◆ **Work to complete**
Output all of the entries below precisely as written.

* Begin *

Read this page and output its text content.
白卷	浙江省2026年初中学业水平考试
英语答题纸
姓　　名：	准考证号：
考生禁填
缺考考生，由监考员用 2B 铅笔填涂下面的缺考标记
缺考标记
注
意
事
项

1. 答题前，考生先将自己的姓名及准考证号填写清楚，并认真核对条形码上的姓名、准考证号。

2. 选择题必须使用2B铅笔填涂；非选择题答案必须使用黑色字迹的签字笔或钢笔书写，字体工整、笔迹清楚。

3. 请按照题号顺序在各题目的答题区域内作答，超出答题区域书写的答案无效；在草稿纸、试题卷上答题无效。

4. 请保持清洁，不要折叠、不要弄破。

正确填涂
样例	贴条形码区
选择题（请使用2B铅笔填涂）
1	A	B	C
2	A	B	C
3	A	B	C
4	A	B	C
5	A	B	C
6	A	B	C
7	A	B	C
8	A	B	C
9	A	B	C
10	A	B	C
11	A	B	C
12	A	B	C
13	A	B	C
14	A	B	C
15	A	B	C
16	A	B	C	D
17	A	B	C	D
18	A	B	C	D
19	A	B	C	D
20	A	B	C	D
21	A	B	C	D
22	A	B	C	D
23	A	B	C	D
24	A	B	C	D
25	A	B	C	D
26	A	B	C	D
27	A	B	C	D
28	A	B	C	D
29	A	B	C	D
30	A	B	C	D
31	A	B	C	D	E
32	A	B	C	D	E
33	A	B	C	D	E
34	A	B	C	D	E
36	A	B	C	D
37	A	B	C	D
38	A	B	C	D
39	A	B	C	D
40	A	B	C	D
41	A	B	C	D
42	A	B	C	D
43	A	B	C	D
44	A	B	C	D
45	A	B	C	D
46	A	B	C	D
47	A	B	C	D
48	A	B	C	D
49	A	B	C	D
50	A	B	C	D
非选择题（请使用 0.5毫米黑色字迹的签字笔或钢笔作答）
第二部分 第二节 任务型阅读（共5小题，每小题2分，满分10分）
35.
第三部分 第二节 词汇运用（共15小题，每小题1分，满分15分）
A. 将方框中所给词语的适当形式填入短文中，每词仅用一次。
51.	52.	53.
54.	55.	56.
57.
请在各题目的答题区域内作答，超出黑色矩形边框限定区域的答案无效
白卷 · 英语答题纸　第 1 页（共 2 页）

* End *

◆ **Output**
Read this page and output its text content.
白卷	浙江省2026年初中学业水平考试
英语答题纸
姓　　名：	准考证号：
考生禁填
缺考考生，由监考员用 2B 铅笔填涂下面的缺考标记
缺考标记
注
意
事
项

1. 答题前，考生先将自己的姓名及准考证号填写清楚，并认真核对条形码上的姓名、准考证号。

2. 选择题必须使用2B铅笔填涂；非选择题答案必须使用黑色字迹的签字笔或钢笔书写，字体工整、笔迹清楚。

3. 请按照题号顺序在各题目的答题区域内作答，超出答题区域书写的答案无效；在草稿纸、试题卷上答题无效。

4. 请保持清洁，不要折叠、不要弄破。

正确填涂
样例	贴条形码区
选择题（请使用2B铅笔填涂）
1	A	B	C
2	A	B	C
3	A	B	C
4	A	B	C
5	A	B	C
6	A	B	C
7	A	B	C
8	A	B	C
9	A	B	C
10	A	B	C
11	A	B	C
12	A	B	C
13	A	B	C
14	A	B	C
15	A	B	C
16	A	B	C	D
17	A	B	C	D
18	A	B	C	D
19	A	B	C	D
20	A	B	C	D
21	A	B	C	D
22	A	B	C	D
23	A	B	C	D
24	A	B	C	D
25	A	B	C	D
26	A	B	C	D
27	A	B	C	D
28	A	B	C	D
29	A	B	C	D
30	A	B	C	D
31	A	B	C	D	E
32	A	B	C	D	E
33	A	B	C	D	E
34	A	B	C	D	E
36	A	B	C	D
37	A	B	C	D
38	A	B	C	D
39	A	B	C	D
40	A	B	C	D
41	A	B	C	D
42	A	B	C	D
43	A	B	C	D
44	A	B	C	D
45	A	B	C	D
46	A	B	C	D
47	A	B	C	D
48	A	B	C	D
49	A	B	C	D
50	A	B	C	D
非选择题（请使用 0.5毫米黑色字迹的签字笔或钢笔作答）
第二部分 第二节 任务型阅读（共5小题，每小题2分，满分10分）
35.
第三部分 第二节 词汇运用（共15小题，每小题1分，满分15分）
A. 将方框中所给词语的适当形式填入短文中，每词仅用一次。
51.	52.	53.
54.	55.	56.
57.
请在各题目的答题区域内作答，超出黑色矩形边框限定区域的答案无效
白卷 · 英语答题纸　第 1 页（共 2 页）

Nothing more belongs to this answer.